- [Task prompt]:
Your answer must consist of the records exactly as given, with no pictures included.

Items listed in a dataset
—————

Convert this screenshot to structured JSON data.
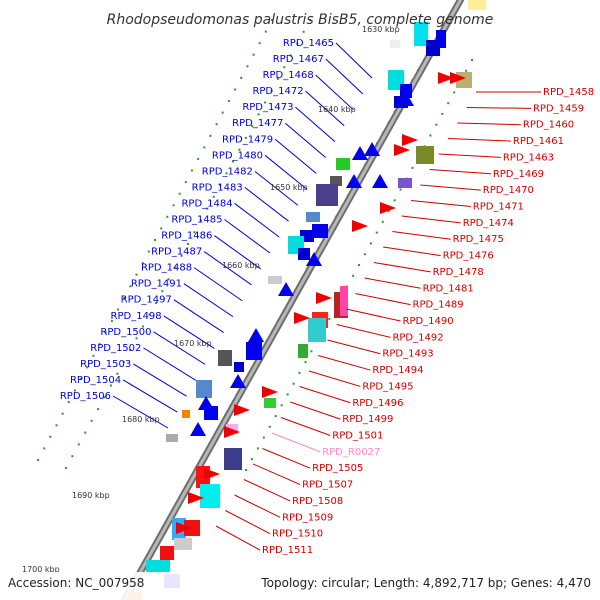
{
  "title": "Rhodopseudomonas palustris BisB5, complete genome",
  "footer": {
    "accession": "Accession: NC_007958",
    "topology": "Topology: circular; Length: 4,892,717 bp; Genes: 4,470"
  },
  "colors": {
    "forward_label": "#0000cc",
    "reverse_label": "#cc0000",
    "rna_label": "#ff88cc",
    "backbone": "#8a8a8a",
    "tick": "#2a9a2a"
  },
  "kbp_marks": [
    "1630 kbp",
    "1640 kbp",
    "1650 kbp",
    "1660 kbp",
    "1670 kbp",
    "1680 kbp",
    "1690 kbp",
    "1700 kbp"
  ],
  "left_labels": [
    "RPD_1465",
    "RPD_1467",
    "RPD_1468",
    "RPD_1472",
    "RPD_1473",
    "RPD_1477",
    "RPD_1479",
    "RPD_1480",
    "RPD_1482",
    "RPD_1483",
    "RPD_1484",
    "RPD_1485",
    "RPD_1486",
    "RPD_1487",
    "RPD_1488",
    "RPD_1491",
    "RPD_1497",
    "RPD_1498",
    "RPD_1500",
    "RPD_1502",
    "RPD_1503",
    "RPD_1504",
    "RPD_1506"
  ],
  "right_labels": [
    "RPD_1458",
    "RPD_1459",
    "RPD_1460",
    "RPD_1461",
    "RPD_1463",
    "RPD_1469",
    "RPD_1470",
    "RPD_1471",
    "RPD_1474",
    "RPD_1475",
    "RPD_1476",
    "RPD_1478",
    "RPD_1481",
    "RPD_1489",
    "RPD_1490",
    "RPD_1492",
    "RPD_1493",
    "RPD_1494",
    "RPD_1495",
    "RPD_1496",
    "RPD_1499",
    "RPD_1501",
    "RPD_R0027",
    "RPD_1505",
    "RPD_1507",
    "RPD_1508",
    "RPD_1509",
    "RPD_1510",
    "RPD_1511"
  ],
  "right_label_kinds": [
    "gene",
    "gene",
    "gene",
    "gene",
    "gene",
    "gene",
    "gene",
    "gene",
    "gene",
    "gene",
    "gene",
    "gene",
    "gene",
    "gene",
    "gene",
    "gene",
    "gene",
    "gene",
    "gene",
    "gene",
    "gene",
    "gene",
    "rna",
    "gene",
    "gene",
    "gene",
    "gene",
    "gene",
    "gene"
  ]
}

—————

- [Answer]:
Convert this screenshot to structured JSON data.
{
  "title": "Rhodopseudomonas palustris BisB5, complete genome",
  "footer": {
    "accession": "Accession: NC_007958",
    "topology": "Topology: circular; Length: 4,892,717 bp; Genes: 4,470"
  },
  "colors": {
    "forward_label": "#0000cc",
    "reverse_label": "#cc0000",
    "rna_label": "#ff88cc",
    "backbone": "#8a8a8a",
    "tick": "#2a9a2a"
  },
  "kbp_marks": [
    "1630 kbp",
    "1640 kbp",
    "1650 kbp",
    "1660 kbp",
    "1670 kbp",
    "1680 kbp",
    "1690 kbp",
    "1700 kbp"
  ],
  "left_labels": [
    "RPD_1465",
    "RPD_1467",
    "RPD_1468",
    "RPD_1472",
    "RPD_1473",
    "RPD_1477",
    "RPD_1479",
    "RPD_1480",
    "RPD_1482",
    "RPD_1483",
    "RPD_1484",
    "RPD_1485",
    "RPD_1486",
    "RPD_1487",
    "RPD_1488",
    "RPD_1491",
    "RPD_1497",
    "RPD_1498",
    "RPD_1500",
    "RPD_1502",
    "RPD_1503",
    "RPD_1504",
    "RPD_1506"
  ],
  "right_labels": [
    "RPD_1458",
    "RPD_1459",
    "RPD_1460",
    "RPD_1461",
    "RPD_1463",
    "RPD_1469",
    "RPD_1470",
    "RPD_1471",
    "RPD_1474",
    "RPD_1475",
    "RPD_1476",
    "RPD_1478",
    "RPD_1481",
    "RPD_1489",
    "RPD_1490",
    "RPD_1492",
    "RPD_1493",
    "RPD_1494",
    "RPD_1495",
    "RPD_1496",
    "RPD_1499",
    "RPD_1501",
    "RPD_R0027",
    "RPD_1505",
    "RPD_1507",
    "RPD_1508",
    "RPD_1509",
    "RPD_1510",
    "RPD_1511"
  ],
  "right_label_kinds": [
    "gene",
    "gene",
    "gene",
    "gene",
    "gene",
    "gene",
    "gene",
    "gene",
    "gene",
    "gene",
    "gene",
    "gene",
    "gene",
    "gene",
    "gene",
    "gene",
    "gene",
    "gene",
    "gene",
    "gene",
    "gene",
    "gene",
    "rna",
    "gene",
    "gene",
    "gene",
    "gene",
    "gene",
    "gene"
  ]
}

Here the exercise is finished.